** START OF Source material **

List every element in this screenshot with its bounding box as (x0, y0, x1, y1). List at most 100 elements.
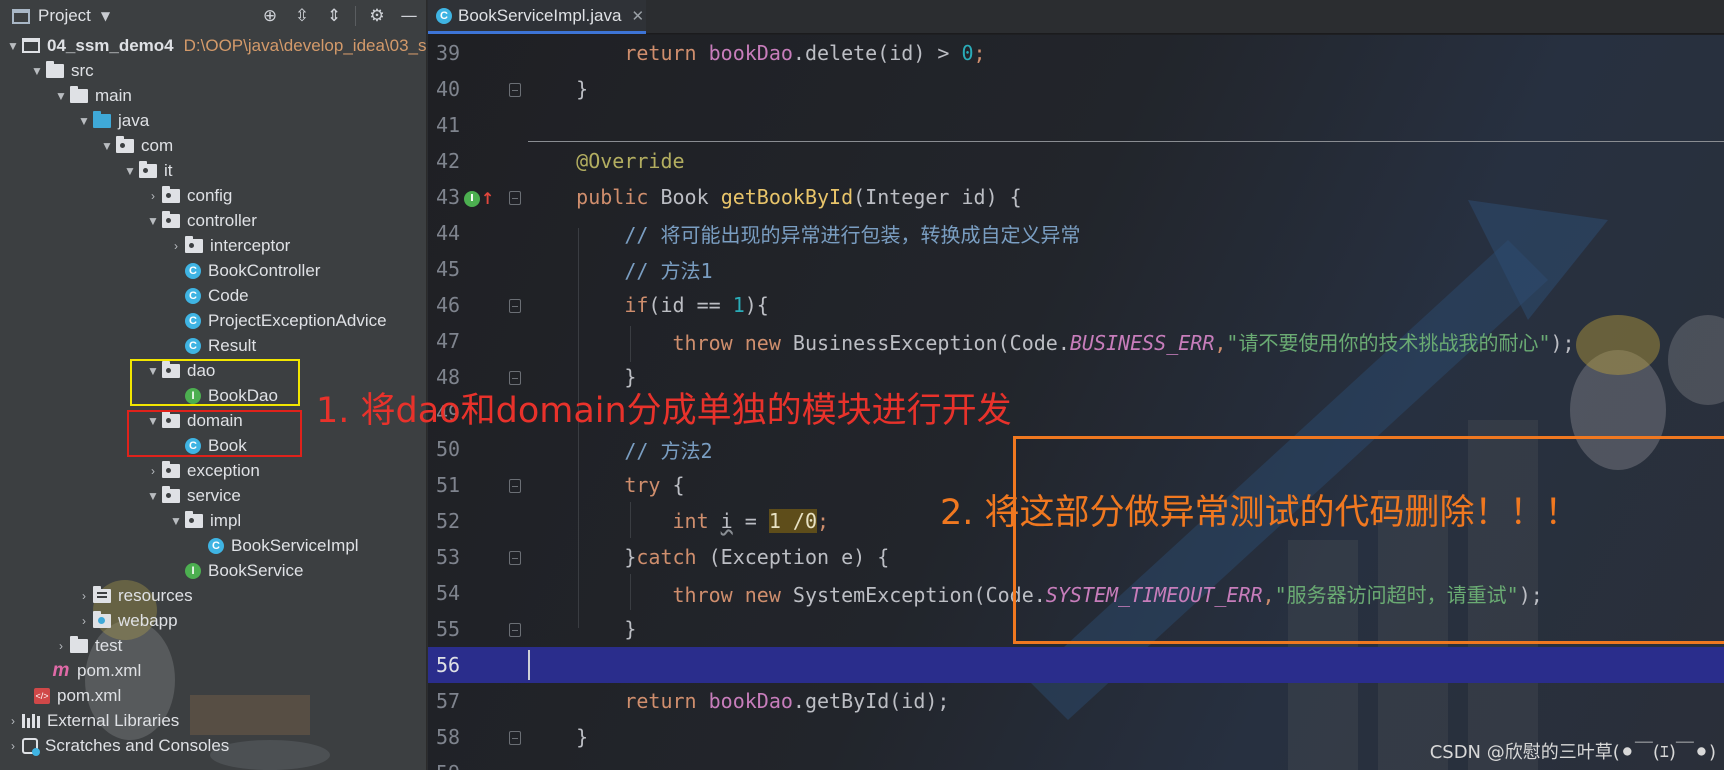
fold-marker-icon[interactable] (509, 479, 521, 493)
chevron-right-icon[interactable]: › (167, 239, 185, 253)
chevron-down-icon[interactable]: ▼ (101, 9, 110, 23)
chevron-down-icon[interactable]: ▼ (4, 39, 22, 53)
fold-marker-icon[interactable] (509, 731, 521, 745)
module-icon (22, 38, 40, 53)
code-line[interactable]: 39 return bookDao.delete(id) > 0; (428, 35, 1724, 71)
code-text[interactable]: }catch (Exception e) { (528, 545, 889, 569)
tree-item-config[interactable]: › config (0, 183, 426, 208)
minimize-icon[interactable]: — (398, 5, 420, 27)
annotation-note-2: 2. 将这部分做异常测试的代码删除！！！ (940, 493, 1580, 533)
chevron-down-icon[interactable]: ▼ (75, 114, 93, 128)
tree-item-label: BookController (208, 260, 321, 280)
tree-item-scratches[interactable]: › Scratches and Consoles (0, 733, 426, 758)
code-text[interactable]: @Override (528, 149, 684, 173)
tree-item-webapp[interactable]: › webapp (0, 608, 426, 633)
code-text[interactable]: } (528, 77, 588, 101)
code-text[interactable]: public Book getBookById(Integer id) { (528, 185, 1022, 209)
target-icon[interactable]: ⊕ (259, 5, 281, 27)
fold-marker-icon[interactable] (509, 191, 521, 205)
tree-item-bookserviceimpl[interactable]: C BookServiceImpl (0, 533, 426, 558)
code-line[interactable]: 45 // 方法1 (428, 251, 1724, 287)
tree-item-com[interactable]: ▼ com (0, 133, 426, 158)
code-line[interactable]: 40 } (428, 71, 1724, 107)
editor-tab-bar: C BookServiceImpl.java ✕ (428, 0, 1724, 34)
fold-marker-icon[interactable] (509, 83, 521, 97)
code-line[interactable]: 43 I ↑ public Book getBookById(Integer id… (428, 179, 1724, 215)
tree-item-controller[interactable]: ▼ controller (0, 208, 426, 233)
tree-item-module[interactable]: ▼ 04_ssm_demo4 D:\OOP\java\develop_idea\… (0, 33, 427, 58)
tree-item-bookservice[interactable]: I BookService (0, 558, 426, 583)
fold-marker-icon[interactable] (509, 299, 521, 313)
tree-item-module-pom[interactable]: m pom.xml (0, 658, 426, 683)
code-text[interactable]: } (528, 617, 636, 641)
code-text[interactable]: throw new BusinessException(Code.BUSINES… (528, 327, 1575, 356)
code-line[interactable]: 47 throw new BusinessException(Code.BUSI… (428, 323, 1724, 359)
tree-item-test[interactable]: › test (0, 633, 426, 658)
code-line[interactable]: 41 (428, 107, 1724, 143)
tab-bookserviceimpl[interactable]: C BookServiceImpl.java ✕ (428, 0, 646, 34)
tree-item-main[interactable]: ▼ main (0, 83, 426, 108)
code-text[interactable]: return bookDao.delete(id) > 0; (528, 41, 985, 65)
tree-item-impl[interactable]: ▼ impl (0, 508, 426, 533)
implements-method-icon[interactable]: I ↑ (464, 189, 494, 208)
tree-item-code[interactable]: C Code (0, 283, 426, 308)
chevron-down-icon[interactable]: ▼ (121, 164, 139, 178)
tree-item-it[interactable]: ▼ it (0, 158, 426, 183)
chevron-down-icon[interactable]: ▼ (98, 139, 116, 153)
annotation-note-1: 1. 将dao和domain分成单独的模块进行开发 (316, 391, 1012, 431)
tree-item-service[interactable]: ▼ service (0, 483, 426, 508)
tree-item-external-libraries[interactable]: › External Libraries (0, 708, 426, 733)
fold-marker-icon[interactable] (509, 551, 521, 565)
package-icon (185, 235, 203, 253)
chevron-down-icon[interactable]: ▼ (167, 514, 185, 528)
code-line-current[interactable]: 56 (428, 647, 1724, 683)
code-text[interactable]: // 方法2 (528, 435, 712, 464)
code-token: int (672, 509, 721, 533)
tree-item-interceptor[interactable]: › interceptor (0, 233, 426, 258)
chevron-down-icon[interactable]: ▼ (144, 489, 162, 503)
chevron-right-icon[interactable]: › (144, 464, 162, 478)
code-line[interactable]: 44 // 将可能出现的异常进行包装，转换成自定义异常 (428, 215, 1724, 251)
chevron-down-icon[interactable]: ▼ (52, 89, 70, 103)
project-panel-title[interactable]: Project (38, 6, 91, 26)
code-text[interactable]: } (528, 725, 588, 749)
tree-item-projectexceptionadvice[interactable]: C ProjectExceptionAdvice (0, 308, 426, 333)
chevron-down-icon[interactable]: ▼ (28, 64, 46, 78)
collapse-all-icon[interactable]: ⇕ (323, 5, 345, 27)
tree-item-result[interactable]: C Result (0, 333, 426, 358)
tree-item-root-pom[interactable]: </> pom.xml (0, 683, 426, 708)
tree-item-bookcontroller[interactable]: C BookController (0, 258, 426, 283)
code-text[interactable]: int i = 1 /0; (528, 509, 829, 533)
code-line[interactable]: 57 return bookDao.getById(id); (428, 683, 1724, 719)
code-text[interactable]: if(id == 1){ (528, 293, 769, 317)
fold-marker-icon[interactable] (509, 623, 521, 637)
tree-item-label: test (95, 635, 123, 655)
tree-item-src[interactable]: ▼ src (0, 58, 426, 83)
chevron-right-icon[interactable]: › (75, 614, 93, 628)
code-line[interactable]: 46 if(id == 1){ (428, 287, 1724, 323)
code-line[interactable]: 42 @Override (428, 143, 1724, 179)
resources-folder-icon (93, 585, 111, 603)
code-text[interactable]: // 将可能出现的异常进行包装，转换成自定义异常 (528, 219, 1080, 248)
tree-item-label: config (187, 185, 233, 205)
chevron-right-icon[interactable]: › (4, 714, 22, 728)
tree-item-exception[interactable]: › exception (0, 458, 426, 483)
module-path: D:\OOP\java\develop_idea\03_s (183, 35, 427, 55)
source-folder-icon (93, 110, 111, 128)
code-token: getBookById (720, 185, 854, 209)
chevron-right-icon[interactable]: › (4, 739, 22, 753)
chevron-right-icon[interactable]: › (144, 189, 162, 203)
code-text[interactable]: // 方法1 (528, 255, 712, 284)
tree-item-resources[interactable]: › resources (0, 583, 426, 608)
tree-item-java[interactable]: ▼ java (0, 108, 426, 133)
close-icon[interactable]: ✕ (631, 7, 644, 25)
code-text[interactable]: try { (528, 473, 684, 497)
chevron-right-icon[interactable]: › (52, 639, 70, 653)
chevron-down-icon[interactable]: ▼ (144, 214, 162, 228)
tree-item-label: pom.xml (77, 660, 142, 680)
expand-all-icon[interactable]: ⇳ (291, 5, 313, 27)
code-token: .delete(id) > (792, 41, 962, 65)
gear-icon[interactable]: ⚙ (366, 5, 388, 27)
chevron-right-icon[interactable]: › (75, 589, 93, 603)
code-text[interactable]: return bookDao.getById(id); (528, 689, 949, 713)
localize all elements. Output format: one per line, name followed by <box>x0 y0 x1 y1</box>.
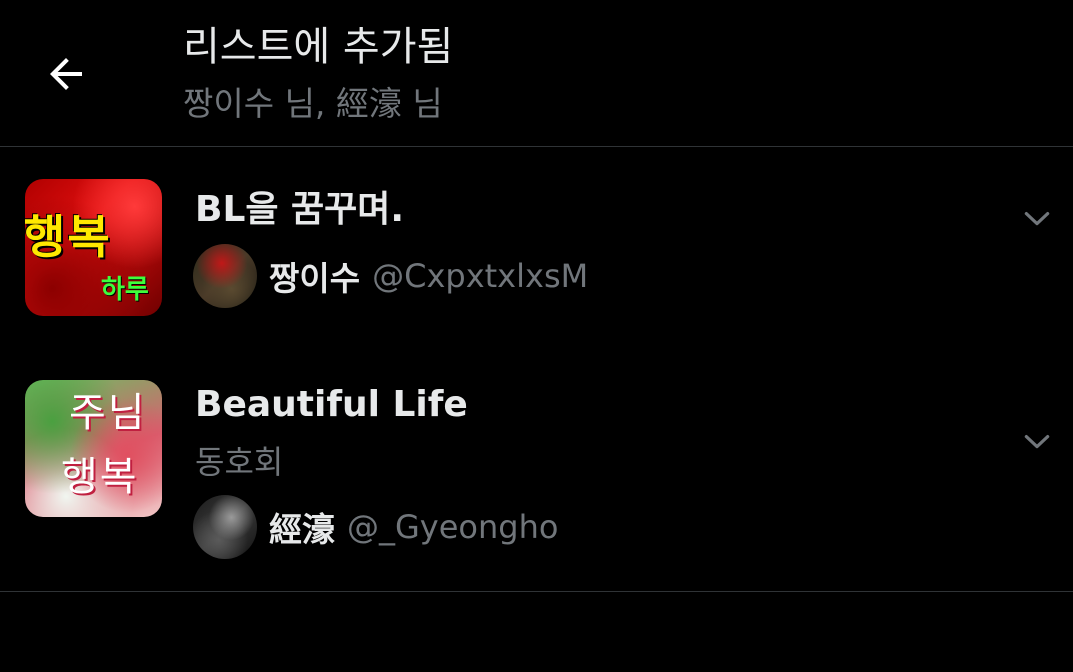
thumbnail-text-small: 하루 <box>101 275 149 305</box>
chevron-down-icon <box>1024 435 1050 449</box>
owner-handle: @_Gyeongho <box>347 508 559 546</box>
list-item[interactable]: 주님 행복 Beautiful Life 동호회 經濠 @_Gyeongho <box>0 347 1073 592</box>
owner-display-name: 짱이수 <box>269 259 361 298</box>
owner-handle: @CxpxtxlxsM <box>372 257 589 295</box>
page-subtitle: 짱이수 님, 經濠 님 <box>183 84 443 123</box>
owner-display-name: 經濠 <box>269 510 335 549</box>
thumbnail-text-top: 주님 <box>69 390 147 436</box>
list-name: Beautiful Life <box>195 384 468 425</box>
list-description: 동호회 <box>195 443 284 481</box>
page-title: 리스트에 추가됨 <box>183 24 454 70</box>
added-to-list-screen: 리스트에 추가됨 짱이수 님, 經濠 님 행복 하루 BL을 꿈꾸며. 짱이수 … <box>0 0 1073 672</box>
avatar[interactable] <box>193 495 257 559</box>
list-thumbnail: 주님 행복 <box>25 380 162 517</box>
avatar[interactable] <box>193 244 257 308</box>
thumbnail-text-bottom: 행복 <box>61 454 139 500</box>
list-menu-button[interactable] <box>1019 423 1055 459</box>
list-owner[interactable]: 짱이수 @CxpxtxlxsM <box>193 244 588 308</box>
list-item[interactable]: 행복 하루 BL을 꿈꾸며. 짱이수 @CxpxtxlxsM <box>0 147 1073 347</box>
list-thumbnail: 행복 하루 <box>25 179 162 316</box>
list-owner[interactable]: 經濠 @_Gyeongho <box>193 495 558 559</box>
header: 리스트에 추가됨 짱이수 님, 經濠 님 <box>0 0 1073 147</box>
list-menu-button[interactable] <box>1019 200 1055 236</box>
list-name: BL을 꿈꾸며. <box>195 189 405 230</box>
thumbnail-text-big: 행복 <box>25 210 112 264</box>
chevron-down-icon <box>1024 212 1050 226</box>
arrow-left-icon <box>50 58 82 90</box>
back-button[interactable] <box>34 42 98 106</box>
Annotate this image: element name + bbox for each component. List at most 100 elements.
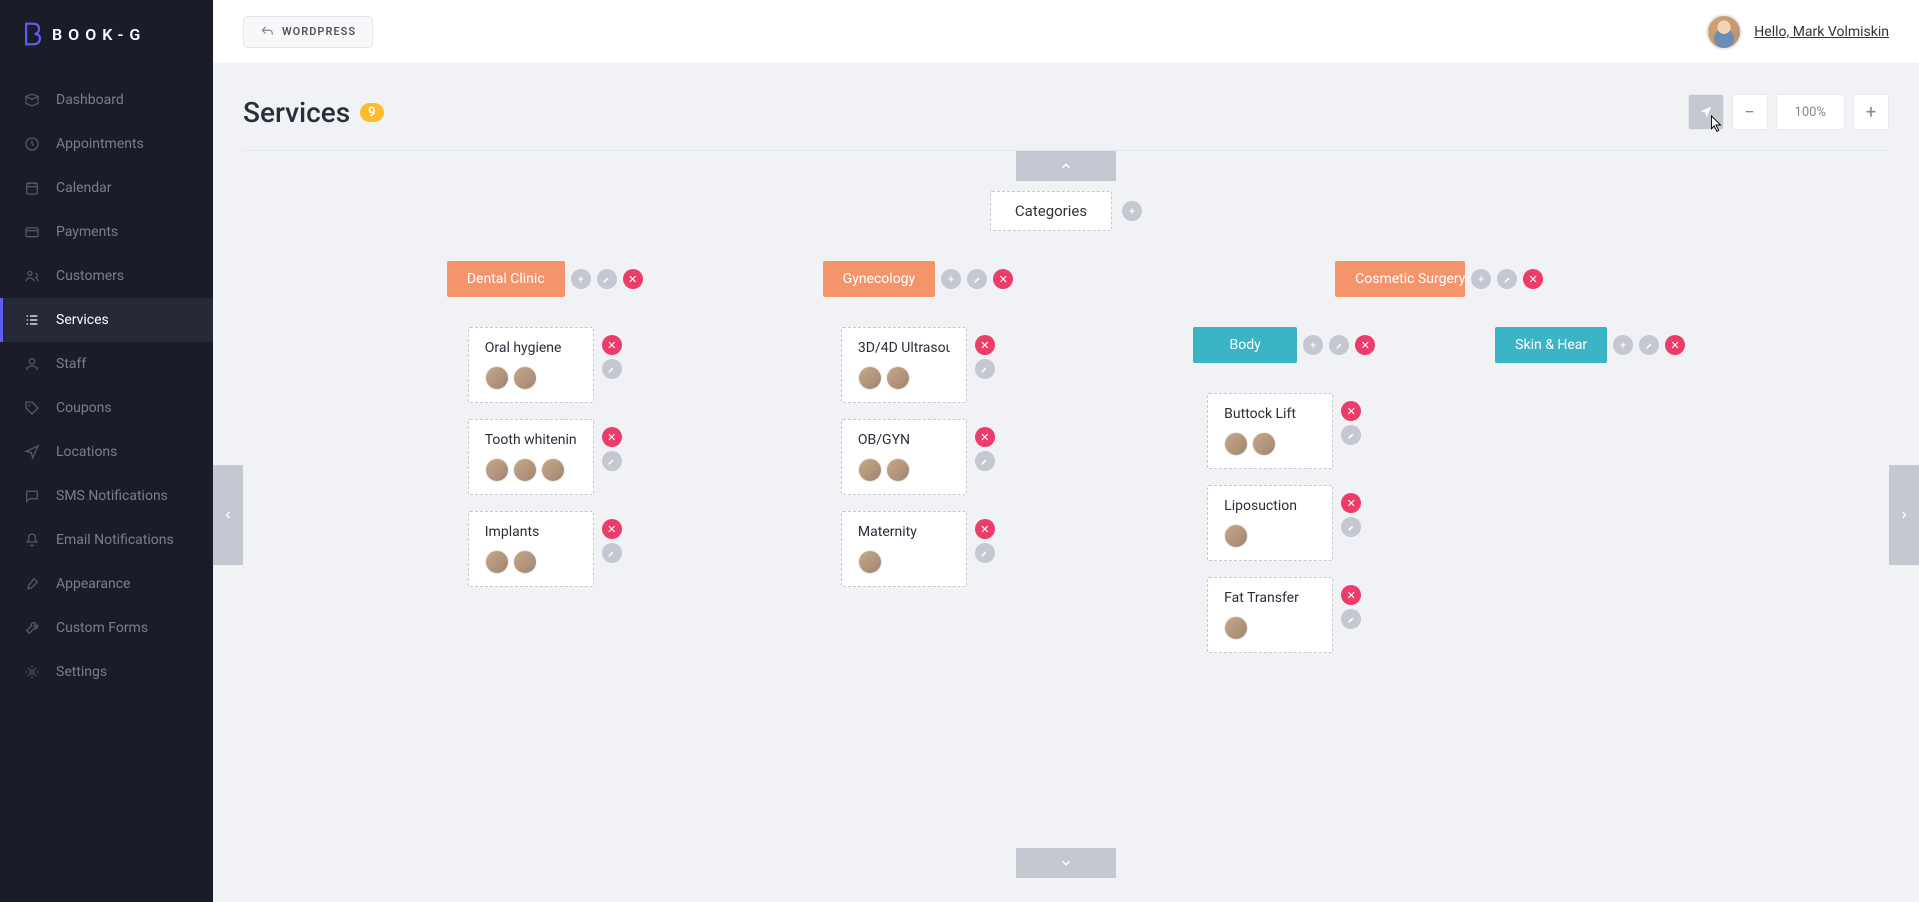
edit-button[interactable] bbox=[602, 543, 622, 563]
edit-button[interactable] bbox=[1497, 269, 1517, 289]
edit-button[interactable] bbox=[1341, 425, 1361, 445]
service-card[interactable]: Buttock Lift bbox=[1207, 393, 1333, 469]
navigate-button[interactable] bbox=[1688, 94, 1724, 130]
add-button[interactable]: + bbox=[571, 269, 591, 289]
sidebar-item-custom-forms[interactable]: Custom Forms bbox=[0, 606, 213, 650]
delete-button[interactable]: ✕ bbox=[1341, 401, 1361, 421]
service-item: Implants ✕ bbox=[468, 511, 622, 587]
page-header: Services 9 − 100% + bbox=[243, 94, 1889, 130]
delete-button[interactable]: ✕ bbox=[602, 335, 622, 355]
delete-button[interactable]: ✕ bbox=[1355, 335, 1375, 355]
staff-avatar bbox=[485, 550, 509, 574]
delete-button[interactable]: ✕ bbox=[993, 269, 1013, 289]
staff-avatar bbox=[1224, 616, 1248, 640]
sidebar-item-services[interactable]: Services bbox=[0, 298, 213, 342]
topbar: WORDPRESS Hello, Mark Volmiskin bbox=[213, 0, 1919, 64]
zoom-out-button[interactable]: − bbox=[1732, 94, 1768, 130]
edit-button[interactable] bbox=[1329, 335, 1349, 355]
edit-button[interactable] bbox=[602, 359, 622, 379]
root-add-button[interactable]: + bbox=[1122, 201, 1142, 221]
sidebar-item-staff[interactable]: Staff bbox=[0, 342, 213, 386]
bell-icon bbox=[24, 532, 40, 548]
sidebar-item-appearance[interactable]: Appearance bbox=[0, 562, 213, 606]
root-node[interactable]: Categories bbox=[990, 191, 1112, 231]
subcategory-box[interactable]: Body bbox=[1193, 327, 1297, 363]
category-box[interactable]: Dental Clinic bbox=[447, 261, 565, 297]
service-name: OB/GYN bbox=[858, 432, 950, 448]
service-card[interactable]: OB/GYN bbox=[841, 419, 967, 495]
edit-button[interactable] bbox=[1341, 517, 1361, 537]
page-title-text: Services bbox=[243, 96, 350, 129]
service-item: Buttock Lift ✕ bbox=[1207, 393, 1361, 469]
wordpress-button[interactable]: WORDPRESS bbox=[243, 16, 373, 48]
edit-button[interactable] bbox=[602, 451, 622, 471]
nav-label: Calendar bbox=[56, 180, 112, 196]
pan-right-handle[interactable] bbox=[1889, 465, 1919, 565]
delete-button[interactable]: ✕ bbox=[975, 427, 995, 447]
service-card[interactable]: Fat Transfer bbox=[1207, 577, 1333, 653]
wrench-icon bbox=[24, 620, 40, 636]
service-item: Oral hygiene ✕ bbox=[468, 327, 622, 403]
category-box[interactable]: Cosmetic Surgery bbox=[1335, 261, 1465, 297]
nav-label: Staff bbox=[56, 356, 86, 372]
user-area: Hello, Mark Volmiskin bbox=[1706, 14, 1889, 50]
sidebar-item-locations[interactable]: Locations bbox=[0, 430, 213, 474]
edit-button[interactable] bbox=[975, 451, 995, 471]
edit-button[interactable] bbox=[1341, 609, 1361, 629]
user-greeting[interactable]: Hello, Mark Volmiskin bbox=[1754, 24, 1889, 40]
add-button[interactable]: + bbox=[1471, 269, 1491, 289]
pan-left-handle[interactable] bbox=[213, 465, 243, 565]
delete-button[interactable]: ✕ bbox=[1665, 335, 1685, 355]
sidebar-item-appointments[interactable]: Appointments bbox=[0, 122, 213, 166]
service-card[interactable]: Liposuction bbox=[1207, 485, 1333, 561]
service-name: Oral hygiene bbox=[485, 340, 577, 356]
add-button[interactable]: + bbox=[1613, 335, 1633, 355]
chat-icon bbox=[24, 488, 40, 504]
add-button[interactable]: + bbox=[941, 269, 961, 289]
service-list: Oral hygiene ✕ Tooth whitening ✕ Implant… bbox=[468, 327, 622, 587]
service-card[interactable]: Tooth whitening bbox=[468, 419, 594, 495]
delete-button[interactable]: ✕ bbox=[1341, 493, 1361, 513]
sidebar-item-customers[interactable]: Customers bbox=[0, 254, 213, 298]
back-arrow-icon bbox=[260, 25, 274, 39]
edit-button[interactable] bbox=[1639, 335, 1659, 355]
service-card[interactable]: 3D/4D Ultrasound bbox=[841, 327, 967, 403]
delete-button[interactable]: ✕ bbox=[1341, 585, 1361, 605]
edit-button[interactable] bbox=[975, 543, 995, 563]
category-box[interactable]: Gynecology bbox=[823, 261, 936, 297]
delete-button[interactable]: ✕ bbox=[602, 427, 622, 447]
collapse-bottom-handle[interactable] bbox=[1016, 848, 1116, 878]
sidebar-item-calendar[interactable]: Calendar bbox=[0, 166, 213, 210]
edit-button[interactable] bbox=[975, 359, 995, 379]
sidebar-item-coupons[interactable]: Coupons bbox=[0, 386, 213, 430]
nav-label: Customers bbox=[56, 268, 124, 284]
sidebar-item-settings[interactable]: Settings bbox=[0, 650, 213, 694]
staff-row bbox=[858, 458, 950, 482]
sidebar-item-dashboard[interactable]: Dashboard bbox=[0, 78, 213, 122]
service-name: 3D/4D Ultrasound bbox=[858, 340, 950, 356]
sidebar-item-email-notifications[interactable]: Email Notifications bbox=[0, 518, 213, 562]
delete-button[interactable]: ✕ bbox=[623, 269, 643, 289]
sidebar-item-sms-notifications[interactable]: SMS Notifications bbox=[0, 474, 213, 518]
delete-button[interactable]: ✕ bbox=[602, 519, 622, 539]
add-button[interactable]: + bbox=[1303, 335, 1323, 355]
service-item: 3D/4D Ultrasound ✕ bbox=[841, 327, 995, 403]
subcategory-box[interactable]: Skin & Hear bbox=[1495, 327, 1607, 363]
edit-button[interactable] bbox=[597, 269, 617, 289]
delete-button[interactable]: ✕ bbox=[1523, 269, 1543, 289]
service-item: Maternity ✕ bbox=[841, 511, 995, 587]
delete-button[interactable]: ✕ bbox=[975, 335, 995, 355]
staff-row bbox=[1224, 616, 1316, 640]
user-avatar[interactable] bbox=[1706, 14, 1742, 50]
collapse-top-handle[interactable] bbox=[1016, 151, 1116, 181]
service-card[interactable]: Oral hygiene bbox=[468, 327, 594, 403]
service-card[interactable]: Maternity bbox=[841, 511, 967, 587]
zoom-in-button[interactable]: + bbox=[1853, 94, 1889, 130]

** END OF Source material **

_Aim_: Can you quote the listing above word for word, starting with the line that contains "edit-button[interactable] bbox=[602, 543, 622, 563]" and going on through the line that contains "staff-avatar bbox=[485, 550, 509, 574]", with both of those lines included?

_Completed exercise_:
edit-button[interactable] bbox=[602, 543, 622, 563]
edit-button[interactable] bbox=[1497, 269, 1517, 289]
edit-button[interactable] bbox=[1341, 425, 1361, 445]
service-card[interactable]: Buttock Lift bbox=[1207, 393, 1333, 469]
navigate-button[interactable] bbox=[1688, 94, 1724, 130]
add-button[interactable]: + bbox=[571, 269, 591, 289]
sidebar-item-custom-forms[interactable]: Custom Forms bbox=[0, 606, 213, 650]
delete-button[interactable]: ✕ bbox=[1341, 401, 1361, 421]
service-item: Implants ✕ bbox=[468, 511, 622, 587]
page-header: Services 9 − 100% + bbox=[243, 94, 1889, 130]
delete-button[interactable]: ✕ bbox=[602, 335, 622, 355]
delete-button[interactable]: ✕ bbox=[1355, 335, 1375, 355]
staff-avatar bbox=[485, 550, 509, 574]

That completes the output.